___ Stored records

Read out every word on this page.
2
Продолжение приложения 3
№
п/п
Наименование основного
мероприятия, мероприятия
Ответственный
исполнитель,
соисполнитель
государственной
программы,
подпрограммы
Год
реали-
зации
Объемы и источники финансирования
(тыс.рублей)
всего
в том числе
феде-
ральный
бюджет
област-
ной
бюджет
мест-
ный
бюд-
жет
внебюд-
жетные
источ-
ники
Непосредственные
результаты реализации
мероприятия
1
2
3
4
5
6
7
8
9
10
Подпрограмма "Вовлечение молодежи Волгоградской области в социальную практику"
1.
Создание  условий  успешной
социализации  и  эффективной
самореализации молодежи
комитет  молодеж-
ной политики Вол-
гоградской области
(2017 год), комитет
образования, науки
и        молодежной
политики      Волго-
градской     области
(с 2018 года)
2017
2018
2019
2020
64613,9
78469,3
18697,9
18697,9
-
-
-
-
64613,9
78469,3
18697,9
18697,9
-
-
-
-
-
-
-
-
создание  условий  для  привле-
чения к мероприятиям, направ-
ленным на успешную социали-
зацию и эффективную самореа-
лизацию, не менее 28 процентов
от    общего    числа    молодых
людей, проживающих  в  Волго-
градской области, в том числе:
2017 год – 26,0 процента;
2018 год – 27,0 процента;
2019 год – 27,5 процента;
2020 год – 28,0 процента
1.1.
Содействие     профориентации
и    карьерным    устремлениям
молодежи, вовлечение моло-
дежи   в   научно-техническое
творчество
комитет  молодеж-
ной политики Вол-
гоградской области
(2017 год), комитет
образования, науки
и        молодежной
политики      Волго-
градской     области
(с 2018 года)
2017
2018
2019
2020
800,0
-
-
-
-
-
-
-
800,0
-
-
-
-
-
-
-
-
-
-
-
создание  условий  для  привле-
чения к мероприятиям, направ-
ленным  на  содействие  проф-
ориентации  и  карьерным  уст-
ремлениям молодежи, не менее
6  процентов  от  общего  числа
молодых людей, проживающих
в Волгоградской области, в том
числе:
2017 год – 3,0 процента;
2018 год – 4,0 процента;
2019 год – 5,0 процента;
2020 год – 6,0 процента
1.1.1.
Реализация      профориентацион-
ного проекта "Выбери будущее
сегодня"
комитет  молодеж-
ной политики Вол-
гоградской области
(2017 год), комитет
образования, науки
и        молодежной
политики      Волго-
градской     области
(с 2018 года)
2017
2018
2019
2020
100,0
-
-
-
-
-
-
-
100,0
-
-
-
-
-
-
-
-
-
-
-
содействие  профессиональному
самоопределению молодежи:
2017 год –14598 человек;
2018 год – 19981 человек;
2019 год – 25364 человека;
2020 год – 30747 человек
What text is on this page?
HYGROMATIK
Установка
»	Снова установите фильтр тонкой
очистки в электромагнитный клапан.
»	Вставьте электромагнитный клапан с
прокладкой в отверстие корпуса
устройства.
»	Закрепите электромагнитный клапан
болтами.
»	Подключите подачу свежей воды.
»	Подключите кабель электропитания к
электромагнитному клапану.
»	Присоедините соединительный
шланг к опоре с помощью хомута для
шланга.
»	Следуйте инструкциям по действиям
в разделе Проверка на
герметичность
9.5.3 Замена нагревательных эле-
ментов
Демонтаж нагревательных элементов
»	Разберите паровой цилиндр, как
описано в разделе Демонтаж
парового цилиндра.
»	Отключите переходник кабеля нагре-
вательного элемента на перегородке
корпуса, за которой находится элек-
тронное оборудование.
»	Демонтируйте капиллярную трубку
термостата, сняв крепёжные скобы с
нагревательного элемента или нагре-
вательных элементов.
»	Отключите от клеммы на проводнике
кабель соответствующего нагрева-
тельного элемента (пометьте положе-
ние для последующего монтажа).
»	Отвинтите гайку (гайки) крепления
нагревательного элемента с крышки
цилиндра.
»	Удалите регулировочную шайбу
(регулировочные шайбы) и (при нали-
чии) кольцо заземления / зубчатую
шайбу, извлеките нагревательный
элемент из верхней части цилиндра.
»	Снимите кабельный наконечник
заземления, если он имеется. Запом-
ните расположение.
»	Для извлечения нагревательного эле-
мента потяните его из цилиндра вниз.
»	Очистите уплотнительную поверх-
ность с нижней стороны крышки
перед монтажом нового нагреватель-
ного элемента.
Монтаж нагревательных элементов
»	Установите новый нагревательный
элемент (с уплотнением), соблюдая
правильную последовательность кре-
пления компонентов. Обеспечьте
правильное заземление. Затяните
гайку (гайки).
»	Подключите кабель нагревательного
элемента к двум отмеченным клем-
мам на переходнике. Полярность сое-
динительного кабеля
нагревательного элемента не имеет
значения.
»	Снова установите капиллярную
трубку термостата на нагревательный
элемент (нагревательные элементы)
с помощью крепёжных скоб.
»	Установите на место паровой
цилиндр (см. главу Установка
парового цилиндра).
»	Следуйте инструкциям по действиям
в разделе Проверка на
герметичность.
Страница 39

______

Output the data above exactly, please, line for line.

Output for this task:
Read out every word on this page.
2
Продолжение приложения 3
№
п/п
Наименование основного
мероприятия, мероприятия
Ответственный
исполнитель,
соисполнитель
государственной
программы,
подпрограммы
Год
реали-
зации
Объемы и источники финансирования
(тыс.рублей)
всего
в том числе
феде-
ральный
бюджет
област-
ной
бюджет
мест-
ный
бюд-
жет
внебюд-
жетные
источ-
ники
Непосредственные
результаты реализации
мероприятия
1
2
3
4
5
6
7
8
9
10
Подпрограмма "Вовлечение молодежи Волгоградской области в социальную практику"
1.
Создание  условий  успешной
социализации  и  эффективной
самореализации молодежи
комитет  молодеж-
ной политики Вол-
гоградской области
(2017 год), комитет
образования, науки
и        молодежной
политики      Волго-
градской     области
(с 2018 года)
2017
2018
2019
2020
64613,9
78469,3
18697,9
18697,9
-
-
-
-
64613,9
78469,3
18697,9
18697,9
-
-
-
-
-
-
-
-
создание  условий  для  привле-
чения к мероприятиям, направ-
ленным на успешную социали-
зацию и эффективную самореа-
лизацию, не менее 28 процентов
от    общего    числа    молодых
людей, проживающих  в  Волго-
градской области, в том числе:
2017 год – 26,0 процента;
2018 год – 27,0 процента;
2019 год – 27,5 процента;
2020 год – 28,0 процента
1.1.
Содействие     профориентации
и    карьерным    устремлениям
молодежи, вовлечение моло-
дежи   в   научно-техническое
творчество
комитет  молодеж-
ной политики Вол-
гоградской области
(2017 год), комитет
образования, науки
и        молодежной
политики      Волго-
градской     области
(с 2018 года)
2017
2018
2019
2020
800,0
-
-
-
-
-
-
-
800,0
-
-
-
-
-
-
-
-
-
-
-
создание  условий  для  привле-
чения к мероприятиям, направ-
ленным  на  содействие  проф-
ориентации  и  карьерным  уст-
ремлениям молодежи, не менее
6  процентов  от  общего  числа
молодых людей, проживающих
в Волгоградской области, в том
числе:
2017 год – 3,0 процента;
2018 год – 4,0 процента;
2019 год – 5,0 процента;
2020 год – 6,0 процента
1.1.1.
Реализация      профориентацион-
ного проекта "Выбери будущее
сегодня"
комитет  молодеж-
ной политики Вол-
гоградской области
(2017 год), комитет
образования, науки
и        молодежной
политики      Волго-
градской     области
(с 2018 года)
2017
2018
2019
2020
100,0
-
-
-
-
-
-
-
100,0
-
-
-
-
-
-
-
-
-
-
-
содействие  профессиональному
самоопределению молодежи:
2017 год –14598 человек;
2018 год – 19981 человек;
2019 год – 25364 человека;
2020 год – 30747 человек
What text is on this page?
HYGROMATIK
Установка
»	Снова установите фильтр тонкой
очистки в электромагнитный клапан.
»	Вставьте электромагнитный клапан с
прокладкой в отверстие корпуса
устройства.
»	Закрепите электромагнитный клапан
болтами.
»	Подключите подачу свежей воды.
»	Подключите кабель электропитания к
электромагнитному клапану.
»	Присоедините соединительный
шланг к опоре с помощью хомута для
шланга.
»	Следуйте инструкциям по действиям
в разделе Проверка на
герметичность
9.5.3 Замена нагревательных эле-
ментов
Демонтаж нагревательных элементов
»	Разберите паровой цилиндр, как
описано в разделе Демонтаж
парового цилиндра.
»	Отключите переходник кабеля нагре-
вательного элемента на перегородке
корпуса, за которой находится элек-
тронное оборудование.
»	Демонтируйте капиллярную трубку
термостата, сняв крепёжные скобы с
нагревательного элемента или нагре-
вательных элементов.
»	Отключите от клеммы на проводнике
кабель соответствующего нагрева-
тельного элемента (пометьте положе-
ние для последующего монтажа).
»	Отвинтите гайку (гайки) крепления
нагревательного элемента с крышки
цилиндра.
»	Удалите регулировочную шайбу
(регулировочные шайбы) и (при нали-
чии) кольцо заземления / зубчатую
шайбу, извлеките нагревательный
элемент из верхней части цилиндра.
»	Снимите кабельный наконечник
заземления, если он имеется. Запом-
ните расположение.
»	Для извлечения нагревательного эле-
мента потяните его из цилиндра вниз.
»	Очистите уплотнительную поверх-
ность с нижней стороны крышки
перед монтажом нового нагреватель-
ного элемента.
Монтаж нагревательных элементов
»	Установите новый нагревательный
элемент (с уплотнением), соблюдая
правильную последовательность кре-
пления компонентов. Обеспечьте
правильное заземление. Затяните
гайку (гайки).
»	Подключите кабель нагревательного
элемента к двум отмеченным клем-
мам на переходнике. Полярность сое-
динительного кабеля
нагревательного элемента не имеет
значения.
»	Снова установите капиллярную
трубку термостата на нагревательный
элемент (нагревательные элементы)
с помощью крепёжных скоб.
»	Установите на место паровой
цилиндр (см. главу Установка
парового цилиндра).
»	Следуйте инструкциям по действиям
в разделе Проверка на
герметичность.
Страница 39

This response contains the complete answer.